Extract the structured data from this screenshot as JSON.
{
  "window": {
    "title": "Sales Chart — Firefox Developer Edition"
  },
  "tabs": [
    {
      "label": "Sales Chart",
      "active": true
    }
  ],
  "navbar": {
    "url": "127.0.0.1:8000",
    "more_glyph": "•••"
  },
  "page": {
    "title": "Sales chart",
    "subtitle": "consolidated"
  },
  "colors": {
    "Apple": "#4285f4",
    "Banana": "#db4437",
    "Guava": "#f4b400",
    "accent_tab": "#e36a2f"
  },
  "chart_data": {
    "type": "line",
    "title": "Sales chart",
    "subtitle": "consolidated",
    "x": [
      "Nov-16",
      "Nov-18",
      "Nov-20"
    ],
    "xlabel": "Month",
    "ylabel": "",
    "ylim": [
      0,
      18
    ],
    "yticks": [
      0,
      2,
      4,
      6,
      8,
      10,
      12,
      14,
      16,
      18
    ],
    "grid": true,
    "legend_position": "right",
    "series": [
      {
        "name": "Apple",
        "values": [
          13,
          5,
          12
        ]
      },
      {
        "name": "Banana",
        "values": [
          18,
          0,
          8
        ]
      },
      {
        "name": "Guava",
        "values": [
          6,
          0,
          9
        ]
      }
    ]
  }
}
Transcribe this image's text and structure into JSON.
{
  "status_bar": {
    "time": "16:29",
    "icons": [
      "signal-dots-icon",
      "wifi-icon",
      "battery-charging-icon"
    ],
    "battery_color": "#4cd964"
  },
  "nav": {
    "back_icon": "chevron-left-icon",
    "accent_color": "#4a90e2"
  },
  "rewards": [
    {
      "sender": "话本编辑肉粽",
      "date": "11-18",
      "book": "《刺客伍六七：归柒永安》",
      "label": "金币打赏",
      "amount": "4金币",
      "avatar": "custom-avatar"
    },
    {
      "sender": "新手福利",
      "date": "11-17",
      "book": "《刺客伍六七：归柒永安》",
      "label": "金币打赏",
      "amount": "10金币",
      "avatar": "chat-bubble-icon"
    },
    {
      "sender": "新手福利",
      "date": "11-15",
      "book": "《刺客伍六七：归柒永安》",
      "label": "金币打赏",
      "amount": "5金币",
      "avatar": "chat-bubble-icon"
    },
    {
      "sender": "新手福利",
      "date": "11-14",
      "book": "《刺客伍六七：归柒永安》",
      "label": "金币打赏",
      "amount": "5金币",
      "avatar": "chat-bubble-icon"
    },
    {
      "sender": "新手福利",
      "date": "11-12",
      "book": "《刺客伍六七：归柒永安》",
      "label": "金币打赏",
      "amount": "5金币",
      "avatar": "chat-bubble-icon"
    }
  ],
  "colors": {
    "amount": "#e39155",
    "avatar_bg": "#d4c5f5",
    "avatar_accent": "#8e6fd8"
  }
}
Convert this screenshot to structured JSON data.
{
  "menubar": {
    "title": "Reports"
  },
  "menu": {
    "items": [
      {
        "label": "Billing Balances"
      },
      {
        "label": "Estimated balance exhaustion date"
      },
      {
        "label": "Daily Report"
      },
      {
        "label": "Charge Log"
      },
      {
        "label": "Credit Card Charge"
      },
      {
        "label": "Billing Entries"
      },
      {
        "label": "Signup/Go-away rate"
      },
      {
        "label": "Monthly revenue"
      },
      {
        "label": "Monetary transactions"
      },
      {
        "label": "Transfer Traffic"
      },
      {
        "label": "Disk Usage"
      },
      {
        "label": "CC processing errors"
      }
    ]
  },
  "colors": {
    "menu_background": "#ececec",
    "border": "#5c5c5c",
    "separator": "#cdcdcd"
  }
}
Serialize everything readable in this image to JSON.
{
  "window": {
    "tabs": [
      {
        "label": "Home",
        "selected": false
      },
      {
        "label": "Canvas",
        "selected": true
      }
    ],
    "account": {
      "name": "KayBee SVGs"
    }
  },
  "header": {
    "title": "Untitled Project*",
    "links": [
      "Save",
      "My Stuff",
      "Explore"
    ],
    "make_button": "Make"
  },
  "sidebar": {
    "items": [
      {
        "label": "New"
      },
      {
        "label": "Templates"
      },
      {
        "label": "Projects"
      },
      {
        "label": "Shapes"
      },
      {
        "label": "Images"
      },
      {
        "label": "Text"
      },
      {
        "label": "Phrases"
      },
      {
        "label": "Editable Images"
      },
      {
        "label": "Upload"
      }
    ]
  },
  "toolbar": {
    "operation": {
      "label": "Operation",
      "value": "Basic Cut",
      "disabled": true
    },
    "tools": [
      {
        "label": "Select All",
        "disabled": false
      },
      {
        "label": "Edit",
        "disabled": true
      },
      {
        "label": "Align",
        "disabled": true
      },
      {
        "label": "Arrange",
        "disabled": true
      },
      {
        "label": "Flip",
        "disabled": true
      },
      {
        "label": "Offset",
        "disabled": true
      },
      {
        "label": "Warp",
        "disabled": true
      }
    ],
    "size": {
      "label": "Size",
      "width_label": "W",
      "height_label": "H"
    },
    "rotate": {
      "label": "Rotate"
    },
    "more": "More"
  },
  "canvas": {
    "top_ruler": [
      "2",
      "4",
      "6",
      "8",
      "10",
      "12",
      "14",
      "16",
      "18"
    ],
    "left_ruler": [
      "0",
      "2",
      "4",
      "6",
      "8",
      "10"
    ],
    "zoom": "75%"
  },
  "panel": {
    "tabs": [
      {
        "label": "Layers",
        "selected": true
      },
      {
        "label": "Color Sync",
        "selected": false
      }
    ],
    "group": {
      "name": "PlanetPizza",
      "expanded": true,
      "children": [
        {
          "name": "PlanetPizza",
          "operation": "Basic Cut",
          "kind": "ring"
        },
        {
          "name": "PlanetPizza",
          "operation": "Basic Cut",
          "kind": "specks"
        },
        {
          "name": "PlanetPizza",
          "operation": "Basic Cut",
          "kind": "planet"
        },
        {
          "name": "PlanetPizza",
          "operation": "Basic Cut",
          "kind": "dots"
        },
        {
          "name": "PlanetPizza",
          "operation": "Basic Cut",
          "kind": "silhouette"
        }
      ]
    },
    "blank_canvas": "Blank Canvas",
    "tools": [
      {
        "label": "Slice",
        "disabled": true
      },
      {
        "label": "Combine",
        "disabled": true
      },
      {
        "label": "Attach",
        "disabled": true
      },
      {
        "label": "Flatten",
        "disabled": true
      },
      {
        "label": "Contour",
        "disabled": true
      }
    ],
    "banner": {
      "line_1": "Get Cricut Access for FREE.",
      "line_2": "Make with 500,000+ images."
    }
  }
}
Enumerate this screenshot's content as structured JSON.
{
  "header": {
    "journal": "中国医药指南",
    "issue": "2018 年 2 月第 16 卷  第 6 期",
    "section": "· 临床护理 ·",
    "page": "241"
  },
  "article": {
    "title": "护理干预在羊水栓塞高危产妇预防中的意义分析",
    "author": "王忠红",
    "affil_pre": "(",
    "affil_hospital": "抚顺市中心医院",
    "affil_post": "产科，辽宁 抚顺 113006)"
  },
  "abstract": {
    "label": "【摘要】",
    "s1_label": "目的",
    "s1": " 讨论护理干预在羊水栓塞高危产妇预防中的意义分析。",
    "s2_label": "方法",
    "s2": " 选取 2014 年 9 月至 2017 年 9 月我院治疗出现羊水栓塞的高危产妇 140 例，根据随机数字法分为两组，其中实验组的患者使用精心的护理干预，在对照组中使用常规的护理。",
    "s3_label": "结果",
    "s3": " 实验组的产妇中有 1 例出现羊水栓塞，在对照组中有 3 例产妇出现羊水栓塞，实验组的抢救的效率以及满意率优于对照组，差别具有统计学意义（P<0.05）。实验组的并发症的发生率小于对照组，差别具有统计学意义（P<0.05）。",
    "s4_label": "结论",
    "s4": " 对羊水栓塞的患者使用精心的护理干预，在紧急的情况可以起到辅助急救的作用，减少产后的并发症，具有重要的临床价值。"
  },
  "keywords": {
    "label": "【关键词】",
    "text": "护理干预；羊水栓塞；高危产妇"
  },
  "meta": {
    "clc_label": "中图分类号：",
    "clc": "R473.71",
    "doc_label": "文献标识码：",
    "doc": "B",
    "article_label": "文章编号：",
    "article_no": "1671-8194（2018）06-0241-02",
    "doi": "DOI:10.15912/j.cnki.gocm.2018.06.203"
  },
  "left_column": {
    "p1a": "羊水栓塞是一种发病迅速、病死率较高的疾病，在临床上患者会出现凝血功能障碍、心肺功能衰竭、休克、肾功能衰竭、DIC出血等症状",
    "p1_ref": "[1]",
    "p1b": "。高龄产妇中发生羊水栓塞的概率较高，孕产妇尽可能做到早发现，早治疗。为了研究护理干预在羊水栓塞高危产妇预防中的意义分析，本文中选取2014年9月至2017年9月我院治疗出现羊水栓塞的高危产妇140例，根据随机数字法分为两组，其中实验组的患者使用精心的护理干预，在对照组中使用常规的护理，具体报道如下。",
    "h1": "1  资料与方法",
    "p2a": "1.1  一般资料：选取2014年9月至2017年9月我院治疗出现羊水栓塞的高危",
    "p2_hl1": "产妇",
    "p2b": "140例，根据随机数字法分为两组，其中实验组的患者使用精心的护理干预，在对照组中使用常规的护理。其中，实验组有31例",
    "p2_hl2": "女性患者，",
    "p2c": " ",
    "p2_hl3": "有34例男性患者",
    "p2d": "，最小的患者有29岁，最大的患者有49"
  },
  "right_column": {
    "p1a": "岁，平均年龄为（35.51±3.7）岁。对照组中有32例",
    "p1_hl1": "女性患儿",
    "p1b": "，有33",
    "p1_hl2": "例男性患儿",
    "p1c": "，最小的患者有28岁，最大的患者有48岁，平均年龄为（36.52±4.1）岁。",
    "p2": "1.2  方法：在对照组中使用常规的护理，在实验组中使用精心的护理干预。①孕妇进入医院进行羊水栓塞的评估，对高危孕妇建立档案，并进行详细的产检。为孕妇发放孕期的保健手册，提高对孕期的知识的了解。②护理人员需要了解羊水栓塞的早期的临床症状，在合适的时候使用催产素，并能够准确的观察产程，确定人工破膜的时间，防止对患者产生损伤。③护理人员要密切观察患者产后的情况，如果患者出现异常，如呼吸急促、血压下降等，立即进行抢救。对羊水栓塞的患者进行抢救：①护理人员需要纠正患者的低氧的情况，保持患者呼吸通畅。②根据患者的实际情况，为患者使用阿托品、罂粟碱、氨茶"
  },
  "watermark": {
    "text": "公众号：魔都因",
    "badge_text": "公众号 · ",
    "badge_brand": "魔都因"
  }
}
......
§ **Request**
Review the preceding data and report every line that includes the string "其中实验组的患者使用精心的护理干预".

§ **Written response**
    "s2": " 选取 2014 年 9 月至 2017 年 9 月我院治疗出现羊水栓塞的高危产妇 140 例，根据随机数字法分为两组，其中实验组的患者使用精心的护理干预，在对照组中使用常规的护理。",
    "p1b": "。高龄产妇中发生羊水栓塞的概率较高，孕产妇尽可能做到早发现，早治疗。为了研究护理干预在羊水栓塞高危产妇预防中的意义分析，本文中选取2014年9月至2017年9月我院治疗出现羊水栓塞的高危产妇140例，根据随机数字法分为两组，其中实验组的患者使用精心的护理干预，在对照组中使用常规的护理，具体报道如下。",
    "p2b": "140例，根据随机数字法分为两组，其中实验组的患者使用精心的护理干预，在对照组中使用常规的护理。其中，实验组有31例",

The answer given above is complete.